-- begin Input material --

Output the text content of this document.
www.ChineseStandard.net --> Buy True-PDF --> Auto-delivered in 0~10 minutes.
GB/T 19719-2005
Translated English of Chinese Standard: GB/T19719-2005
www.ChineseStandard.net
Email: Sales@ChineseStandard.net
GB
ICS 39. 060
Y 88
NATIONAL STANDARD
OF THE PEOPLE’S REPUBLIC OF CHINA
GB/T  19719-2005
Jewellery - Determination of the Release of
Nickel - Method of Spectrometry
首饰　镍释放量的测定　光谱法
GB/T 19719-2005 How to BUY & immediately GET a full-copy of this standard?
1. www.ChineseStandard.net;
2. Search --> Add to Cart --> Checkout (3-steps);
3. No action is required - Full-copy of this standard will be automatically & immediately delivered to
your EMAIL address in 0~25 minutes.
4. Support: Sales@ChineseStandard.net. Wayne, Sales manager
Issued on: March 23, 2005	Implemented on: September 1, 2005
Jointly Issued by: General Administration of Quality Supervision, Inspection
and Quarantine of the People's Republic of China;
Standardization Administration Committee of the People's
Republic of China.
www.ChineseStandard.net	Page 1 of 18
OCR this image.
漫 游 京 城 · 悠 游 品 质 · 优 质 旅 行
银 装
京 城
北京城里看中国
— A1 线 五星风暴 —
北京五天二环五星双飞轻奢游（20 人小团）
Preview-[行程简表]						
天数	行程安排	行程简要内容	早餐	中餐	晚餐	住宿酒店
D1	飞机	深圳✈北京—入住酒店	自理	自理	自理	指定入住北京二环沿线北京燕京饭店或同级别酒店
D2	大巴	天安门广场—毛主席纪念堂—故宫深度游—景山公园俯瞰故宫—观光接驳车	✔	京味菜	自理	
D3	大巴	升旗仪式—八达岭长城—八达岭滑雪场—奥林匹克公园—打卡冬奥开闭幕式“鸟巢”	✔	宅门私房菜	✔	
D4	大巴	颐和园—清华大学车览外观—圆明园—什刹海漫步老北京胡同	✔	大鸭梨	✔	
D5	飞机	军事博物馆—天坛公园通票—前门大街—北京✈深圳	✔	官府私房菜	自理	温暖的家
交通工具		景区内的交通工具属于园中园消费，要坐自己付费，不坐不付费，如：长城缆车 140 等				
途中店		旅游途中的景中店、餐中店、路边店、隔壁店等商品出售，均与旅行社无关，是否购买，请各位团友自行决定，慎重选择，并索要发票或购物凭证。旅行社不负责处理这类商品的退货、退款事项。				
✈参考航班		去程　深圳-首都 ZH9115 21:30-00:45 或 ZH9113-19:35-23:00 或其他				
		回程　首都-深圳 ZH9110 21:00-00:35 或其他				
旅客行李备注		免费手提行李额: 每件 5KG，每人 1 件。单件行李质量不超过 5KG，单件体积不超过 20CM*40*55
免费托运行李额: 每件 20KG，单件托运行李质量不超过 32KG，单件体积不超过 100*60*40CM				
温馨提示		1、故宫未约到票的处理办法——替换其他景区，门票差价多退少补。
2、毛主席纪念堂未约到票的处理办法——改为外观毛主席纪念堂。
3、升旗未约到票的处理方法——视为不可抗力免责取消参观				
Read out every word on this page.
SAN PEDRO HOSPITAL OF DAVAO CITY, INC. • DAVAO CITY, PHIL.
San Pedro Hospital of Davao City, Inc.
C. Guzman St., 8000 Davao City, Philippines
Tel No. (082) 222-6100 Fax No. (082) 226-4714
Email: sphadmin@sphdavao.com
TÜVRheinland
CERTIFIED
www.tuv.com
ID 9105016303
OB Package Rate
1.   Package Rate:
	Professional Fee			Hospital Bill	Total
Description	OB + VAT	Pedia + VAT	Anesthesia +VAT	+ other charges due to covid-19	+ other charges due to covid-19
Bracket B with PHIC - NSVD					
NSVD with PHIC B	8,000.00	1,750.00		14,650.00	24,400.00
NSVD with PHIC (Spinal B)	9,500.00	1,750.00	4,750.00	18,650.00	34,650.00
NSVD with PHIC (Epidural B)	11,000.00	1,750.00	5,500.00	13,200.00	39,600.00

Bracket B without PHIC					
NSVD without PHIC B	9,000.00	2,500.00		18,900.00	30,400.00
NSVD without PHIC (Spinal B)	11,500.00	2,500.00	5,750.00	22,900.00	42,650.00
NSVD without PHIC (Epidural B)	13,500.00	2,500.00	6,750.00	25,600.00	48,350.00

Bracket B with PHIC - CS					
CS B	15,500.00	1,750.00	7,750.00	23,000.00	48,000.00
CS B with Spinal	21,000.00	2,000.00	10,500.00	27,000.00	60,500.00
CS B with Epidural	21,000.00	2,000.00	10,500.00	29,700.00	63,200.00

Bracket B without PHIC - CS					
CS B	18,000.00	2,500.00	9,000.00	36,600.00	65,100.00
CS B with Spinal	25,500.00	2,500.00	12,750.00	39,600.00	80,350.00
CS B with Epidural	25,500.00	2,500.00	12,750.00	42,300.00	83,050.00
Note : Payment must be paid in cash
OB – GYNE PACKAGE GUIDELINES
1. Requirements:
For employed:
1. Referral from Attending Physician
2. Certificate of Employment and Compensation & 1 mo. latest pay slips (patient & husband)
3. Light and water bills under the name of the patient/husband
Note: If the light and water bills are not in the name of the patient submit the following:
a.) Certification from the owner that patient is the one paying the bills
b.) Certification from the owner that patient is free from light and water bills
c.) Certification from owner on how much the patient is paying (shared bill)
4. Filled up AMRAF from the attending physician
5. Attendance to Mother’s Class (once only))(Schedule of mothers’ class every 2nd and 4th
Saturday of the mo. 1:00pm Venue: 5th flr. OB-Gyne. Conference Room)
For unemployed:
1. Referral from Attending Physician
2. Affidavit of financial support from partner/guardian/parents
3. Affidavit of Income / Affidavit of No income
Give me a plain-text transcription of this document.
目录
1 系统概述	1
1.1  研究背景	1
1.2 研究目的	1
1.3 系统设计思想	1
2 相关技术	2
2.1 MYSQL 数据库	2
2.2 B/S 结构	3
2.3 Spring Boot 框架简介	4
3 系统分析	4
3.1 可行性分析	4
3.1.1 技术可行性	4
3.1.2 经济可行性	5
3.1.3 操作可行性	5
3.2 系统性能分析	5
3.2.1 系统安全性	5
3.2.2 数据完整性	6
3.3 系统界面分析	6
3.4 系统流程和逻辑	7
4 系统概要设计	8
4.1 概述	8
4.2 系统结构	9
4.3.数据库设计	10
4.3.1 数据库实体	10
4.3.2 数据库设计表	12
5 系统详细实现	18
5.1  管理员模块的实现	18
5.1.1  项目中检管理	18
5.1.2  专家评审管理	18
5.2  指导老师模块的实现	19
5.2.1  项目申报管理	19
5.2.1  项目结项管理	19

-- end Input material --

#### Task details:
Each entry must be reproduced verbatim.

#### Correct answer:
Output the text content of this document.
www.ChineseStandard.net --> Buy True-PDF --> Auto-delivered in 0~10 minutes.
GB/T 19719-2005
Translated English of Chinese Standard: GB/T19719-2005
www.ChineseStandard.net
Email: Sales@ChineseStandard.net
GB
ICS 39. 060
Y 88
NATIONAL STANDARD
OF THE PEOPLE’S REPUBLIC OF CHINA
GB/T  19719-2005
Jewellery - Determination of the Release of
Nickel - Method of Spectrometry
首饰　镍释放量的测定　光谱法
GB/T 19719-2005 How to BUY & immediately GET a full-copy of this standard?
1. www.ChineseStandard.net;
2. Search --> Add to Cart --> Checkout (3-steps);
3. No action is required - Full-copy of this standard will be automatically & immediately delivered to
your EMAIL address in 0~25 minutes.
4. Support: Sales@ChineseStandard.net. Wayne, Sales manager
Issued on: March 23, 2005	Implemented on: September 1, 2005
Jointly Issued by: General Administration of Quality Supervision, Inspection
and Quarantine of the People's Republic of China;
Standardization Administration Committee of the People's
Republic of China.
www.ChineseStandard.net	Page 1 of 18
OCR this image.
漫 游 京 城 · 悠 游 品 质 · 优 质 旅 行
银 装
京 城
北京城里看中国
— A1 线 五星风暴 —
北京五天二环五星双飞轻奢游（20 人小团）
Preview-[行程简表]						
天数	行程安排	行程简要内容	早餐	中餐	晚餐	住宿酒店
D1	飞机	深圳✈北京—入住酒店	自理	自理	自理	指定入住北京二环沿线北京燕京饭店或同级别酒店
D2	大巴	天安门广场—毛主席纪念堂—故宫深度游—景山公园俯瞰故宫—观光接驳车	✔	京味菜	自理	
D3	大巴	升旗仪式—八达岭长城—八达岭滑雪场—奥林匹克公园—打卡冬奥开闭幕式“鸟巢”	✔	宅门私房菜	✔	
D4	大巴	颐和园—清华大学车览外观—圆明园—什刹海漫步老北京胡同	✔	大鸭梨	✔	
D5	飞机	军事博物馆—天坛公园通票—前门大街—北京✈深圳	✔	官府私房菜	自理	温暖的家
交通工具		景区内的交通工具属于园中园消费，要坐自己付费，不坐不付费，如：长城缆车 140 等				
途中店		旅游途中的景中店、餐中店、路边店、隔壁店等商品出售，均与旅行社无关，是否购买，请各位团友自行决定，慎重选择，并索要发票或购物凭证。旅行社不负责处理这类商品的退货、退款事项。				
✈参考航班		去程　深圳-首都 ZH9115 21:30-00:45 或 ZH9113-19:35-23:00 或其他				
		回程　首都-深圳 ZH9110 21:00-00:35 或其他				
旅客行李备注		免费手提行李额: 每件 5KG，每人 1 件。单件行李质量不超过 5KG，单件体积不超过 20CM*40*55
免费托运行李额: 每件 20KG，单件托运行李质量不超过 32KG，单件体积不超过 100*60*40CM				
温馨提示		1、故宫未约到票的处理办法——替换其他景区，门票差价多退少补。
2、毛主席纪念堂未约到票的处理办法——改为外观毛主席纪念堂。
3、升旗未约到票的处理方法——视为不可抗力免责取消参观				
Read out every word on this page.
SAN PEDRO HOSPITAL OF DAVAO CITY, INC. • DAVAO CITY, PHIL.
San Pedro Hospital of Davao City, Inc.
C. Guzman St., 8000 Davao City, Philippines
Tel No. (082) 222-6100 Fax No. (082) 226-4714
Email: sphadmin@sphdavao.com
TÜVRheinland
CERTIFIED
www.tuv.com
ID 9105016303
OB Package Rate
1.   Package Rate:
	Professional Fee			Hospital Bill	Total
Description	OB + VAT	Pedia + VAT	Anesthesia +VAT	+ other charges due to covid-19	+ other charges due to covid-19
Bracket B with PHIC - NSVD					
NSVD with PHIC B	8,000.00	1,750.00		14,650.00	24,400.00
NSVD with PHIC (Spinal B)	9,500.00	1,750.00	4,750.00	18,650.00	34,650.00
NSVD with PHIC (Epidural B)	11,000.00	1,750.00	5,500.00	13,200.00	39,600.00

Bracket B without PHIC					
NSVD without PHIC B	9,000.00	2,500.00		18,900.00	30,400.00
NSVD without PHIC (Spinal B)	11,500.00	2,500.00	5,750.00	22,900.00	42,650.00
NSVD without PHIC (Epidural B)	13,500.00	2,500.00	6,750.00	25,600.00	48,350.00

Bracket B with PHIC - CS					
CS B	15,500.00	1,750.00	7,750.00	23,000.00	48,000.00
CS B with Spinal	21,000.00	2,000.00	10,500.00	27,000.00	60,500.00
CS B with Epidural	21,000.00	2,000.00	10,500.00	29,700.00	63,200.00

Bracket B without PHIC - CS					
CS B	18,000.00	2,500.00	9,000.00	36,600.00	65,100.00
CS B with Spinal	25,500.00	2,500.00	12,750.00	39,600.00	80,350.00
CS B with Epidural	25,500.00	2,500.00	12,750.00	42,300.00	83,050.00
Note : Payment must be paid in cash
OB – GYNE PACKAGE GUIDELINES
1. Requirements:
For employed:
1. Referral from Attending Physician
2. Certificate of Employment and Compensation & 1 mo. latest pay slips (patient & husband)
3. Light and water bills under the name of the patient/husband
Note: If the light and water bills are not in the name of the patient submit the following:
a.) Certification from the owner that patient is the one paying the bills
b.) Certification from the owner that patient is free from light and water bills
c.) Certification from owner on how much the patient is paying (shared bill)
4. Filled up AMRAF from the attending physician
5. Attendance to Mother’s Class (once only))(Schedule of mothers’ class every 2nd and 4th
Saturday of the mo. 1:00pm Venue: 5th flr. OB-Gyne. Conference Room)
For unemployed:
1. Referral from Attending Physician
2. Affidavit of financial support from partner/guardian/parents
3. Affidavit of Income / Affidavit of No income
Give me a plain-text transcription of this document.
目录
1 系统概述	1
1.1  研究背景	1
1.2 研究目的	1
1.3 系统设计思想	1
2 相关技术	2
2.1 MYSQL 数据库	2
2.2 B/S 结构	3
2.3 Spring Boot 框架简介	4
3 系统分析	4
3.1 可行性分析	4
3.1.1 技术可行性	4
3.1.2 经济可行性	5
3.1.3 操作可行性	5
3.2 系统性能分析	5
3.2.1 系统安全性	5
3.2.2 数据完整性	6
3.3 系统界面分析	6
3.4 系统流程和逻辑	7
4 系统概要设计	8
4.1 概述	8
4.2 系统结构	9
4.3.数据库设计	10
4.3.1 数据库实体	10
4.3.2 数据库设计表	12
5 系统详细实现	18
5.1  管理员模块的实现	18
5.1.1  项目中检管理	18
5.1.2  专家评审管理	18
5.2  指导老师模块的实现	19
5.2.1  项目申报管理	19
5.2.1  项目结项管理	19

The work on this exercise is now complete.